Task directions :: In the entries that follow, find the word "been" and report each line it is on.

Data entries ::
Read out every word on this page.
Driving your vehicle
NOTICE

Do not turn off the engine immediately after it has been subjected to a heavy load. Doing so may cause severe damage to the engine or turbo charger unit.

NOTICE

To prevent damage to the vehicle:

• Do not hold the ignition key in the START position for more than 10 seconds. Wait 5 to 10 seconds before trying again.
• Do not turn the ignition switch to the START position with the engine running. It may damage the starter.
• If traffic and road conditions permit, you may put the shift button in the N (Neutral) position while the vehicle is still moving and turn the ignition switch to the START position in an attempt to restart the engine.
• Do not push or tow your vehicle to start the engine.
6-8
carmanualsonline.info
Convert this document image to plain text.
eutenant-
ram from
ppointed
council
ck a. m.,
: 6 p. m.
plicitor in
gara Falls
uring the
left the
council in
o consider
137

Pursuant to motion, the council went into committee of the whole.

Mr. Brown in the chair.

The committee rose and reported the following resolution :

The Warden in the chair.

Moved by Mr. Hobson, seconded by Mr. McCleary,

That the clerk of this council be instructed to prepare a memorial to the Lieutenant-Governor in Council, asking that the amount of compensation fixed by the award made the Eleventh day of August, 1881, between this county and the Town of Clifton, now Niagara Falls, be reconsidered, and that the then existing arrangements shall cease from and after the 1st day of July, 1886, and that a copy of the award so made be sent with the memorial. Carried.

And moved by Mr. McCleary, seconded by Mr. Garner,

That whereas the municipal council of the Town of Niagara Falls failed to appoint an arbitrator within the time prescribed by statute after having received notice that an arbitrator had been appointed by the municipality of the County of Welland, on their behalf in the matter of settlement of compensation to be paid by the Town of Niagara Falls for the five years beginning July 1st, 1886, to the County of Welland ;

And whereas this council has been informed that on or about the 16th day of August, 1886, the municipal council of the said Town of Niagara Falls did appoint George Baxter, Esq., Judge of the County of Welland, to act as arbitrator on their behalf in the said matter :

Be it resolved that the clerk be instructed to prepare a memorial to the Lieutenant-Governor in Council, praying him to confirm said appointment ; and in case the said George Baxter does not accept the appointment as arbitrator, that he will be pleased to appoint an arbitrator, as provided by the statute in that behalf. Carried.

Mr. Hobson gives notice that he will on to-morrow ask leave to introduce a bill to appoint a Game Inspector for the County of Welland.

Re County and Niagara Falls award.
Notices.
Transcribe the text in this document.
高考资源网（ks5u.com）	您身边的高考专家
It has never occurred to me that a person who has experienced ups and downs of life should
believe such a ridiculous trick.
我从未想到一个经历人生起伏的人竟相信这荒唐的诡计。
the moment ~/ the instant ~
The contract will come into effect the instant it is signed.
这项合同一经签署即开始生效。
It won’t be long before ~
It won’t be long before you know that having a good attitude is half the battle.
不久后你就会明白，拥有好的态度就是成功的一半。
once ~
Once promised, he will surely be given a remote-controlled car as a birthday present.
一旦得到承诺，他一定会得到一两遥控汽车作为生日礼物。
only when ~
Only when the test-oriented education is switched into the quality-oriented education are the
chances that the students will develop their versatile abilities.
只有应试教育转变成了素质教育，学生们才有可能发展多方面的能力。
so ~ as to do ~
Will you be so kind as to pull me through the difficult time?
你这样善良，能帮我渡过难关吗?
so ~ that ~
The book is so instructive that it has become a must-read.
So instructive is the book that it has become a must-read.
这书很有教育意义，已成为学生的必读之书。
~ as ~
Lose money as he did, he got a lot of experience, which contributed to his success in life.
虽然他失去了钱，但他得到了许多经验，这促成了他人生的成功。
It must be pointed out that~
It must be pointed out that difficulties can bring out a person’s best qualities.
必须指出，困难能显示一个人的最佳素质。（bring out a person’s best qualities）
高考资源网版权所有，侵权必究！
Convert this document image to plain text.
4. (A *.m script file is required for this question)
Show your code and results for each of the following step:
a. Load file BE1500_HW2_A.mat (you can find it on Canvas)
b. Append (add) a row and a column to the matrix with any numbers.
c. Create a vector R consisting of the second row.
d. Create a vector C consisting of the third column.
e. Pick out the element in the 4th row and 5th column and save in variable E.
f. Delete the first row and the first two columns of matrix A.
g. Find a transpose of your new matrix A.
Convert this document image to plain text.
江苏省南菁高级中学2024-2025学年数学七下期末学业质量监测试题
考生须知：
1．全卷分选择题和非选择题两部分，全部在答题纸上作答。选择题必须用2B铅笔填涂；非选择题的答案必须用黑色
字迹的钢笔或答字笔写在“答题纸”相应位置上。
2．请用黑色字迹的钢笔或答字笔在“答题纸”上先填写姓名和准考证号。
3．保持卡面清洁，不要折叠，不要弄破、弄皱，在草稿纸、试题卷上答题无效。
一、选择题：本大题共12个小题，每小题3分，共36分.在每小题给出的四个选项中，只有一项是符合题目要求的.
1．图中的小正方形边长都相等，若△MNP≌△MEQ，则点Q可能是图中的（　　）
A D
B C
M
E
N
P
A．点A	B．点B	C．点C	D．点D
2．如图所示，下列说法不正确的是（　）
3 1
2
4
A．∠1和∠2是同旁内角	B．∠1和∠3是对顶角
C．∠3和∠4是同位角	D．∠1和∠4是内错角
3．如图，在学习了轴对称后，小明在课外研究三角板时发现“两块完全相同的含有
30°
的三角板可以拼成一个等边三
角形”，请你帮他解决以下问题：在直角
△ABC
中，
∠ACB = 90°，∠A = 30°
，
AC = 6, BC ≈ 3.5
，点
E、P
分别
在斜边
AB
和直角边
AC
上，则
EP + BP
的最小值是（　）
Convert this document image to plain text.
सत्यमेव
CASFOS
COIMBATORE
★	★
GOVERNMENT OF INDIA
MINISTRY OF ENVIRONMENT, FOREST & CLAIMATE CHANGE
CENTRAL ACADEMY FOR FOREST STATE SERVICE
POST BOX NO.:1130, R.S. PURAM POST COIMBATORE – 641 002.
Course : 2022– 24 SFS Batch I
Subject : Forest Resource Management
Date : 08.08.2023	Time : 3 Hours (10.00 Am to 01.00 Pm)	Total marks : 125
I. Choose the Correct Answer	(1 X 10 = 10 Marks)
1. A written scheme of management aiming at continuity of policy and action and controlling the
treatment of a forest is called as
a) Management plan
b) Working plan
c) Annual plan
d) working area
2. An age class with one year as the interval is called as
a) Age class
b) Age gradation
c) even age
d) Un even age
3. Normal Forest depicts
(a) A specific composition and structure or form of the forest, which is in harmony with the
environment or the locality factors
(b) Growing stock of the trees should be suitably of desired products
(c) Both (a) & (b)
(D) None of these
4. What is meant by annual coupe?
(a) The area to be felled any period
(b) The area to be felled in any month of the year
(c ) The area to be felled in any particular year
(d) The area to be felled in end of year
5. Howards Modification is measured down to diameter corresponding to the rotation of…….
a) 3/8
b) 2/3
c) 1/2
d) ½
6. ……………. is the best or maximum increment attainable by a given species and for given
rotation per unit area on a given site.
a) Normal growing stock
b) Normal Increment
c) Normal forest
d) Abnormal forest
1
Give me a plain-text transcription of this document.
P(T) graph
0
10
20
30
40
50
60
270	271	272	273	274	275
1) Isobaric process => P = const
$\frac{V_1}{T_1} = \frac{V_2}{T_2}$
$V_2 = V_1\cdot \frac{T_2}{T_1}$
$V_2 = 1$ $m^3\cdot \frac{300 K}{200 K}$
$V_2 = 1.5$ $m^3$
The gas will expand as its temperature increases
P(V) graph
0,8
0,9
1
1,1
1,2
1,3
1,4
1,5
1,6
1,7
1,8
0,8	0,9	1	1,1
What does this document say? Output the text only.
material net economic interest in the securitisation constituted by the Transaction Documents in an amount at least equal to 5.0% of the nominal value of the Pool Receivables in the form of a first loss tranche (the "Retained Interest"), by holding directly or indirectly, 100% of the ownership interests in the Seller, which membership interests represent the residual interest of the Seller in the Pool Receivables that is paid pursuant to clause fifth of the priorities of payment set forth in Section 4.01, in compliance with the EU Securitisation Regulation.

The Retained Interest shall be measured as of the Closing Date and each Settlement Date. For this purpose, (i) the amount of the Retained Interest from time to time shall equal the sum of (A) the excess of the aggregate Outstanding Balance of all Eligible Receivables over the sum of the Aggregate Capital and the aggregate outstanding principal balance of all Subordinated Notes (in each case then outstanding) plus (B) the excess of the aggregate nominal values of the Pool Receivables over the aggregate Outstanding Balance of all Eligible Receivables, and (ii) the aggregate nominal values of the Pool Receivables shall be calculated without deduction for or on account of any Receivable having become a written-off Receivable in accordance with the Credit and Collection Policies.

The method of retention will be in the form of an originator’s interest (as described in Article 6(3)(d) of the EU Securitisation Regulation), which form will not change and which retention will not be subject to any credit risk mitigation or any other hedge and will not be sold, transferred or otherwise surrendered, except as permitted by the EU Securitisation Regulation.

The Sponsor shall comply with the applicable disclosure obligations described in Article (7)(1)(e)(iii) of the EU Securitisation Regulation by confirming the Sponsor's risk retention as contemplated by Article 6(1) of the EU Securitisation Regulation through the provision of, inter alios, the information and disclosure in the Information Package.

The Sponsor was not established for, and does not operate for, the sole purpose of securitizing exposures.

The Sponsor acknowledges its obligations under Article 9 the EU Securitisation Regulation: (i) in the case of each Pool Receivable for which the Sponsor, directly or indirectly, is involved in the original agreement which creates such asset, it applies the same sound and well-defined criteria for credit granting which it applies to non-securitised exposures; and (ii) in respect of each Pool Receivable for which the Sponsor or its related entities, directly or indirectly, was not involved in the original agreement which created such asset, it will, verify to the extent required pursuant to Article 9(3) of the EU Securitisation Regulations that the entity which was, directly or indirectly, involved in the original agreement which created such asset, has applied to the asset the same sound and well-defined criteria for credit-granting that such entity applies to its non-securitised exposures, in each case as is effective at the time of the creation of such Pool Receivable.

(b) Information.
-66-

Exercise solution ::
Do not turn off the engine immediately after it has been subjected to a heavy load. Doing so may cause severe damage to the engine or turbo charger unit.
That whereas the municipal council of the Town of Niagara Falls failed to appoint an arbitrator within the time prescribed by statute after having received notice that an arbitrator had been appointed by the municipality of the County of Welland, on their behalf in the matter of settlement of compensation to be paid by the Town of Niagara Falls for the five years beginning July 1st, 1886, to the County of Welland ;
And whereas this council has been informed that on or about the 16th day of August, 1886, the municipal council of the said Town of Niagara Falls did appoint George Baxter, Esq., Judge of the County of Welland, to act as arbitrator on their behalf in the said matter :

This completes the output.